§ DATASET EXCERPTS
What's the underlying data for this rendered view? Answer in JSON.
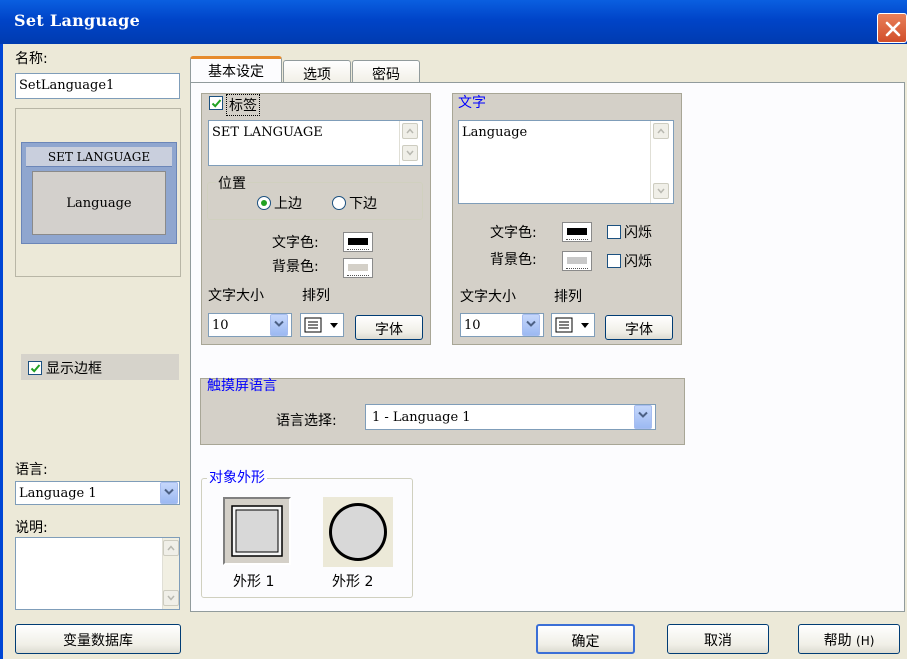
{
  "window": {
    "title": "Set Language"
  },
  "left": {
    "name_label": "名称:",
    "name_value": "SetLanguage1",
    "preview_caption": "SET LANGUAGE",
    "preview_body": "Language",
    "show_border_label": "显示边框",
    "language_label": "语言:",
    "language_value": "Language 1",
    "description_label": "说明:",
    "var_db_button": "变量数据库"
  },
  "tabs": [
    "基本设定",
    "选项",
    "密码"
  ],
  "label_group": {
    "title": "标签",
    "text": "SET LANGUAGE",
    "position_title": "位置",
    "position_top": "上边",
    "position_bottom": "下边",
    "text_color_label": "文字色:",
    "bg_color_label": "背景色:",
    "font_size_label": "文字大小",
    "align_label": "排列",
    "font_size_value": "10",
    "font_button": "字体"
  },
  "text_group": {
    "title": "文字",
    "text": "Language",
    "text_color_label": "文字色:",
    "bg_color_label": "背景色:",
    "blink_label_1": "闪烁",
    "blink_label_2": "闪烁",
    "font_size_label": "文字大小",
    "align_label": "排列",
    "font_size_value": "10",
    "font_button": "字体"
  },
  "touch_group": {
    "title": "触摸屏语言",
    "select_label": "语言选择:",
    "select_value": "1 - Language 1"
  },
  "shape_group": {
    "title": "对象外形",
    "shape1_label": "外形 1",
    "shape2_label": "外形 2"
  },
  "footer": {
    "ok": "确定",
    "cancel": "取消",
    "help": "帮助",
    "help_hotkey": "(H)"
  },
  "colors": {
    "titlebar": "#0054e3",
    "group_title_blue": "#0000ff",
    "dialog_bg": "#ece9d8",
    "tab_accent": "#e68b2c"
  },
  "icons": [
    "close-icon",
    "checkmark-icon",
    "chevron-down-icon",
    "scroll-up-icon",
    "scroll-down-icon",
    "align-icon"
  ]
}
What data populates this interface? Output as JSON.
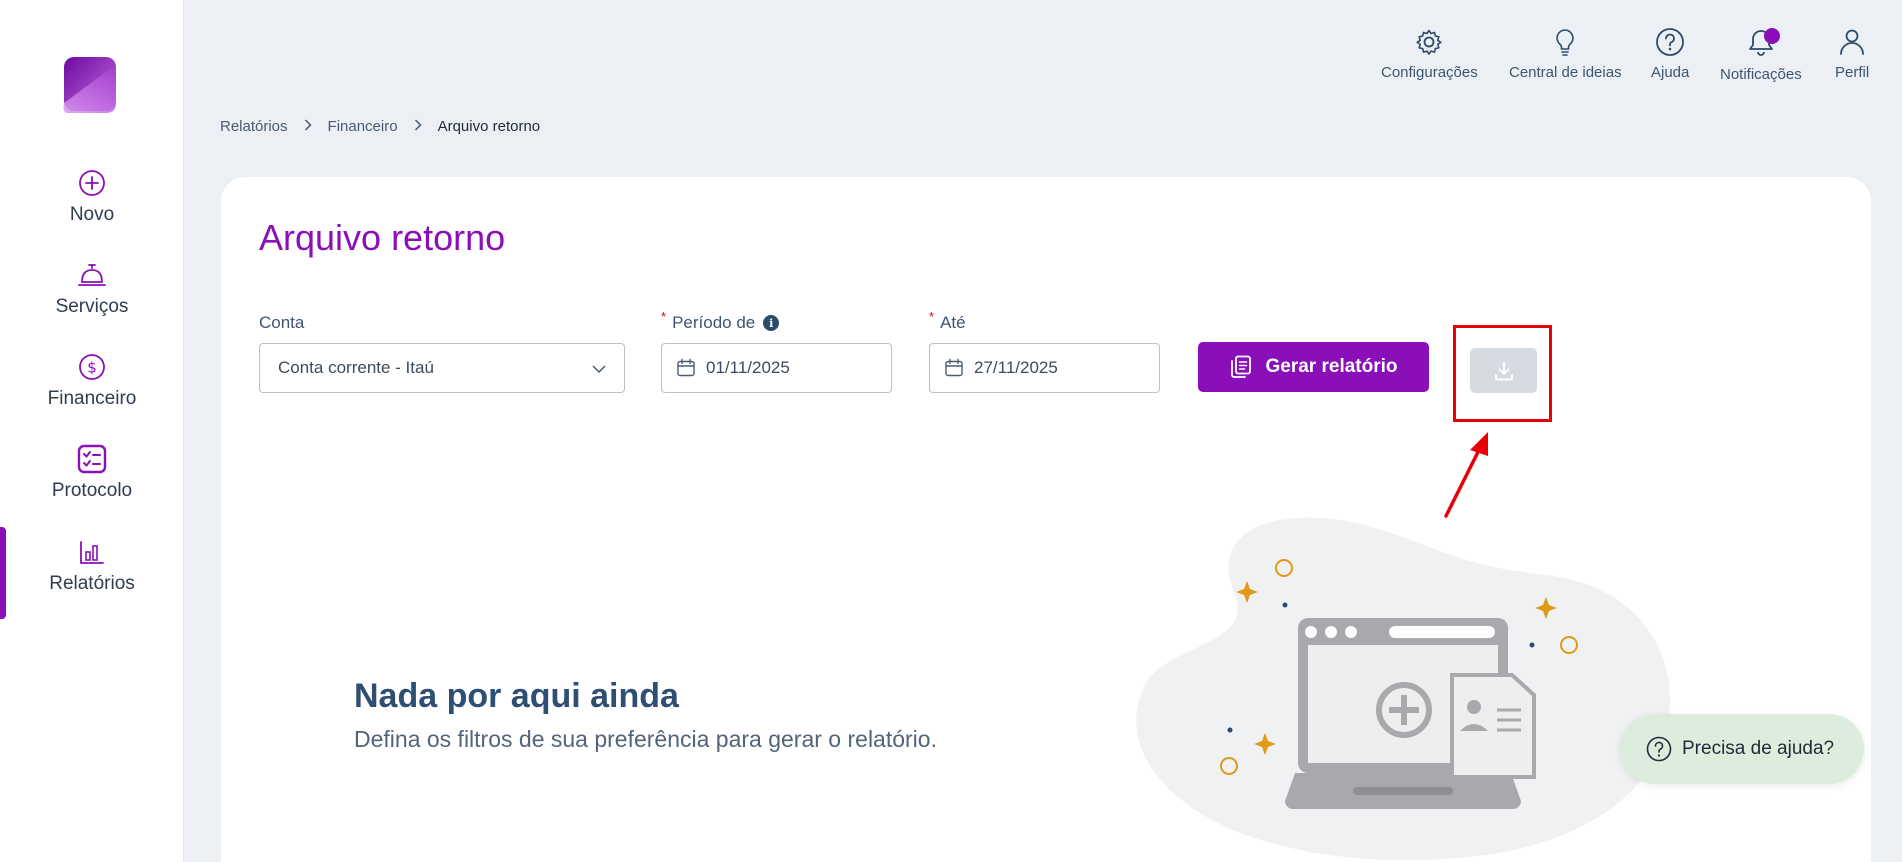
{
  "sidebar": {
    "items": [
      {
        "label": "Novo",
        "icon": "plus-circle-icon"
      },
      {
        "label": "Serviços",
        "icon": "service-bell-icon"
      },
      {
        "label": "Financeiro",
        "icon": "dollar-circle-icon"
      },
      {
        "label": "Protocolo",
        "icon": "checklist-icon"
      },
      {
        "label": "Relatórios",
        "icon": "bar-chart-icon",
        "active": true
      }
    ]
  },
  "topbar": {
    "items": [
      {
        "label": "Configurações",
        "icon": "gear-icon"
      },
      {
        "label": "Central de ideias",
        "icon": "lightbulb-icon"
      },
      {
        "label": "Ajuda",
        "icon": "help-icon"
      },
      {
        "label": "Notificações",
        "icon": "bell-icon"
      },
      {
        "label": "Perfil",
        "icon": "user-icon"
      }
    ]
  },
  "breadcrumb": {
    "items": [
      "Relatórios",
      "Financeiro",
      "Arquivo retorno"
    ]
  },
  "page": {
    "title": "Arquivo retorno"
  },
  "filters": {
    "account_label": "Conta",
    "account_value": "Conta corrente - Itaú",
    "from_required": "*",
    "from_label": "Período de",
    "from_value": "01/11/2025",
    "to_required": "*",
    "to_label": "Até",
    "to_value": "27/11/2025",
    "info_glyph": "i"
  },
  "actions": {
    "generate_label": "Gerar relatório"
  },
  "empty_state": {
    "title": "Nada por aqui ainda",
    "subtitle": "Defina os filtros de sua preferência para gerar o relatório."
  },
  "help": {
    "label": "Precisa de ajuda?"
  },
  "colors": {
    "brand": "#8a0fb8",
    "annotation": "#e8000b",
    "disabled": "#d6dbe1",
    "help_bg": "#dcedde"
  }
}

§ REQUIRED WORK
Locate the line containing "What data populates" in the records above, then output it and every line after it through the last, excluding pictures.

§ SOLUTION TO THIS EXERCISE
What data populates this interface? Output as JSON.
{
  "sidebar": {
    "items": [
      {
        "label": "Novo",
        "icon": "plus-circle-icon"
      },
      {
        "label": "Serviços",
        "icon": "service-bell-icon"
      },
      {
        "label": "Financeiro",
        "icon": "dollar-circle-icon"
      },
      {
        "label": "Protocolo",
        "icon": "checklist-icon"
      },
      {
        "label": "Relatórios",
        "icon": "bar-chart-icon",
        "active": true
      }
    ]
  },
  "topbar": {
    "items": [
      {
        "label": "Configurações",
        "icon": "gear-icon"
      },
      {
        "label": "Central de ideias",
        "icon": "lightbulb-icon"
      },
      {
        "label": "Ajuda",
        "icon": "help-icon"
      },
      {
        "label": "Notificações",
        "icon": "bell-icon"
      },
      {
        "label": "Perfil",
        "icon": "user-icon"
      }
    ]
  },
  "breadcrumb": {
    "items": [
      "Relatórios",
      "Financeiro",
      "Arquivo retorno"
    ]
  },
  "page": {
    "title": "Arquivo retorno"
  },
  "filters": {
    "account_label": "Conta",
    "account_value": "Conta corrente - Itaú",
    "from_required": "*",
    "from_label": "Período de",
    "from_value": "01/11/2025",
    "to_required": "*",
    "to_label": "Até",
    "to_value": "27/11/2025",
    "info_glyph": "i"
  },
  "actions": {
    "generate_label": "Gerar relatório"
  },
  "empty_state": {
    "title": "Nada por aqui ainda",
    "subtitle": "Defina os filtros de sua preferência para gerar o relatório."
  },
  "help": {
    "label": "Precisa de ajuda?"
  },
  "colors": {
    "brand": "#8a0fb8",
    "annotation": "#e8000b",
    "disabled": "#d6dbe1",
    "help_bg": "#dcedde"
  }
}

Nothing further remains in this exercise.